* [What is expected]:
Copy each line containing the word "yksilöllisesti" from the records that follow, please.

* [Input for this task]:
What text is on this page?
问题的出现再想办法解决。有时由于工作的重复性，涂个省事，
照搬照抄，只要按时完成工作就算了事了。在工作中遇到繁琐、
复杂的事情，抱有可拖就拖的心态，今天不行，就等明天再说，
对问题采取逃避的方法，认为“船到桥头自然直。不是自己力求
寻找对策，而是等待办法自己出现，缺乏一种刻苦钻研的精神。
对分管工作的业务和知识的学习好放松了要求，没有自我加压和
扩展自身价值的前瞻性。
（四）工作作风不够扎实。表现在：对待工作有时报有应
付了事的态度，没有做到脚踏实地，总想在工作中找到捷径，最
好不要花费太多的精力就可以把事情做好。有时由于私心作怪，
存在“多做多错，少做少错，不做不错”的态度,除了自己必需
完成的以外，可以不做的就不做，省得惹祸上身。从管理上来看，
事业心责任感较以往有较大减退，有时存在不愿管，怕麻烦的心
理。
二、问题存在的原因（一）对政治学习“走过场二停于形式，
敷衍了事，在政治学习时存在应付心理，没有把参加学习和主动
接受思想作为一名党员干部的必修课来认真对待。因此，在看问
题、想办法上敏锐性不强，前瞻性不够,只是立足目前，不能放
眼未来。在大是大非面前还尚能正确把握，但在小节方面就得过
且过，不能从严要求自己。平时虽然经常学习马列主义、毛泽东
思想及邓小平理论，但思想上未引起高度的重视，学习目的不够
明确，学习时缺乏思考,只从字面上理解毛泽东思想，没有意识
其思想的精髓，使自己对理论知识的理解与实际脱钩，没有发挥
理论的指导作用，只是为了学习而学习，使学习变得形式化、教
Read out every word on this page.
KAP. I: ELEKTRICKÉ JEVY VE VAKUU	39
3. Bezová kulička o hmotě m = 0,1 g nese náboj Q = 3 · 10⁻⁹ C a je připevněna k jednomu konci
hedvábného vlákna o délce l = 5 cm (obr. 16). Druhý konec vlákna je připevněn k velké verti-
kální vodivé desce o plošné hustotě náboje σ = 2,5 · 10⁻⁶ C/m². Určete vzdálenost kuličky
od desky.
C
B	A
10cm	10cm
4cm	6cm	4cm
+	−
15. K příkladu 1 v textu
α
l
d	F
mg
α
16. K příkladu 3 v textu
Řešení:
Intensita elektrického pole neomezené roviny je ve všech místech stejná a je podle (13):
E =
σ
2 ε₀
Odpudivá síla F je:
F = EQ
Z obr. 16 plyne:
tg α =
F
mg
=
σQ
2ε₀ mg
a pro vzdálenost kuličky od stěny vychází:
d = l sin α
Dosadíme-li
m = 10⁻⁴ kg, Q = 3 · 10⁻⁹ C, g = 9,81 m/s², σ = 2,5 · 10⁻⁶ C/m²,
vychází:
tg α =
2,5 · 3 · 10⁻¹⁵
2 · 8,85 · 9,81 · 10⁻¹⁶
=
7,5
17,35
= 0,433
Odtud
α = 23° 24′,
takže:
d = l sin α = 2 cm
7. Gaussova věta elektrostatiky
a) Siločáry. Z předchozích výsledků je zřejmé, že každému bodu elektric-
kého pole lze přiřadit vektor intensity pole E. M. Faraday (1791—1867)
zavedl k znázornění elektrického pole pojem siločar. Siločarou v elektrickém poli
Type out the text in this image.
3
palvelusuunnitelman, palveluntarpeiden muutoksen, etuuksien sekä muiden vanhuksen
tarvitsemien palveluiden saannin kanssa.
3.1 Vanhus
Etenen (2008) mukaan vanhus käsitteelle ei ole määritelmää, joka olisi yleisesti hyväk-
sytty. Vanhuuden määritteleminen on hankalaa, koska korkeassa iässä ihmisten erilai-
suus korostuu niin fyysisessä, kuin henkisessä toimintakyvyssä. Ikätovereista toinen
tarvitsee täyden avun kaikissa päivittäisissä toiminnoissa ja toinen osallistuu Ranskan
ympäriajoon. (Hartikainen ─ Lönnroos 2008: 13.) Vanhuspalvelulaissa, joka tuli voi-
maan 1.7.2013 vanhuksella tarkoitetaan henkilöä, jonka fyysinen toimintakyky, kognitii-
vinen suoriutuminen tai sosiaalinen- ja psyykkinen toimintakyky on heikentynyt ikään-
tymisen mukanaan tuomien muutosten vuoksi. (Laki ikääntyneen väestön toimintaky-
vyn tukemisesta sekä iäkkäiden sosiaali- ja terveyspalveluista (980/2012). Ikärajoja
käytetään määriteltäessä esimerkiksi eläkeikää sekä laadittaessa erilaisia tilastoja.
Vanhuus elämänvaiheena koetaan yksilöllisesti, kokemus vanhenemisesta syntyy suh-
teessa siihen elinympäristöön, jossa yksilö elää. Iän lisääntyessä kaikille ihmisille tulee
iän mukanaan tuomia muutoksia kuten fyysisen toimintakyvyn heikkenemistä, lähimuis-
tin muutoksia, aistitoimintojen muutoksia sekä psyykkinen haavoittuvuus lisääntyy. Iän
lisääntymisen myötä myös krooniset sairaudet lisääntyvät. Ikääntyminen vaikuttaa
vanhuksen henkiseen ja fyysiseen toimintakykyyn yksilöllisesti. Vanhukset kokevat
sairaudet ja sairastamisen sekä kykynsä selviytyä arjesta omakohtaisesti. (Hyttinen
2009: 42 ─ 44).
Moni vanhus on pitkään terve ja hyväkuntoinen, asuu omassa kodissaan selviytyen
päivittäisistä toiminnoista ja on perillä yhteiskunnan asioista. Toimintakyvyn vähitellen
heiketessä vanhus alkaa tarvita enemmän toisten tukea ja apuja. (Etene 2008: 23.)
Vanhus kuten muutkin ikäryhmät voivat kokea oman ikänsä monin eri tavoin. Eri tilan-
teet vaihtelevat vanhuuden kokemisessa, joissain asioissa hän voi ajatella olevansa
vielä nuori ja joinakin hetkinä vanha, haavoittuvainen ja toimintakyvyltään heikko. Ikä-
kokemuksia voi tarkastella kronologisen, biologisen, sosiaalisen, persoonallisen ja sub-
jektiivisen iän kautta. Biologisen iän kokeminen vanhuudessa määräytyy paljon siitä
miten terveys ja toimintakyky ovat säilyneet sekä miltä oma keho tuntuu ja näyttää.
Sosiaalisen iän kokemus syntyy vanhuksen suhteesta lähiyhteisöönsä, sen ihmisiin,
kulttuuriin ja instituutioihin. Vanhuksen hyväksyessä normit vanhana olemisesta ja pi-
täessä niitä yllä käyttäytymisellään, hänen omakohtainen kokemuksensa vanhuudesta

* [Exercise output]:
Vanhuus elämänvaiheena koetaan yksilöllisesti, kokemus vanhenemisesta syntyy suh-
vanhuksen henkiseen ja fyysiseen toimintakykyyn yksilöllisesti. Vanhukset kokevat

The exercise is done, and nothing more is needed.